[SUPPLIED MATERIAL start]
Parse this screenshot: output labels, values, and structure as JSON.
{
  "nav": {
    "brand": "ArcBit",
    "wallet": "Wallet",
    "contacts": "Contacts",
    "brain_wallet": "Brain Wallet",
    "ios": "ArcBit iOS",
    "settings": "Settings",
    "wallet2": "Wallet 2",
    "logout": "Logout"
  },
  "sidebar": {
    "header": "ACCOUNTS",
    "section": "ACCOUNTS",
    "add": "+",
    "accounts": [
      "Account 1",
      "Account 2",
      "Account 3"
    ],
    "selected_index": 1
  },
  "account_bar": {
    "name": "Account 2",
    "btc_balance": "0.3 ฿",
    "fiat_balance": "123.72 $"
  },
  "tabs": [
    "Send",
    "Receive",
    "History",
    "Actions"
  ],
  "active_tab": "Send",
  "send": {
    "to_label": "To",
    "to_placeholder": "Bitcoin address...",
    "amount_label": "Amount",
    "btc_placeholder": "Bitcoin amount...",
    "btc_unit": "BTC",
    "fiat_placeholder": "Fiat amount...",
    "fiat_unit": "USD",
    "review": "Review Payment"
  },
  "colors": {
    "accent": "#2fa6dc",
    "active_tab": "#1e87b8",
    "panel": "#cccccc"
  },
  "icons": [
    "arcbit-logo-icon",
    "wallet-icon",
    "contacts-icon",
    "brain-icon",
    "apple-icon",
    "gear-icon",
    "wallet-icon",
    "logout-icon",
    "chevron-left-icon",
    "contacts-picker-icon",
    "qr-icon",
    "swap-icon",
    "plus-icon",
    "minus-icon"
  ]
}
[SUPPLIED MATERIAL end]
WHAT THIS TASK INVOLVES
Give the complete listing a second time, exactly as it reads.

OUTPUT FOR THIS TASK
Parse this screenshot: output labels, values, and structure as JSON.
{
  "nav": {
    "brand": "ArcBit",
    "wallet": "Wallet",
    "contacts": "Contacts",
    "brain_wallet": "Brain Wallet",
    "ios": "ArcBit iOS",
    "settings": "Settings",
    "wallet2": "Wallet 2",
    "logout": "Logout"
  },
  "sidebar": {
    "header": "ACCOUNTS",
    "section": "ACCOUNTS",
    "add": "+",
    "accounts": [
      "Account 1",
      "Account 2",
      "Account 3"
    ],
    "selected_index": 1
  },
  "account_bar": {
    "name": "Account 2",
    "btc_balance": "0.3 ฿",
    "fiat_balance": "123.72 $"
  },
  "tabs": [
    "Send",
    "Receive",
    "History",
    "Actions"
  ],
  "active_tab": "Send",
  "send": {
    "to_label": "To",
    "to_placeholder": "Bitcoin address...",
    "amount_label": "Amount",
    "btc_placeholder": "Bitcoin amount...",
    "btc_unit": "BTC",
    "fiat_placeholder": "Fiat amount...",
    "fiat_unit": "USD",
    "review": "Review Payment"
  },
  "colors": {
    "accent": "#2fa6dc",
    "active_tab": "#1e87b8",
    "panel": "#cccccc"
  },
  "icons": [
    "arcbit-logo-icon",
    "wallet-icon",
    "contacts-icon",
    "brain-icon",
    "apple-icon",
    "gear-icon",
    "wallet-icon",
    "logout-icon",
    "chevron-left-icon",
    "contacts-picker-icon",
    "qr-icon",
    "swap-icon",
    "plus-icon",
    "minus-icon"
  ]
}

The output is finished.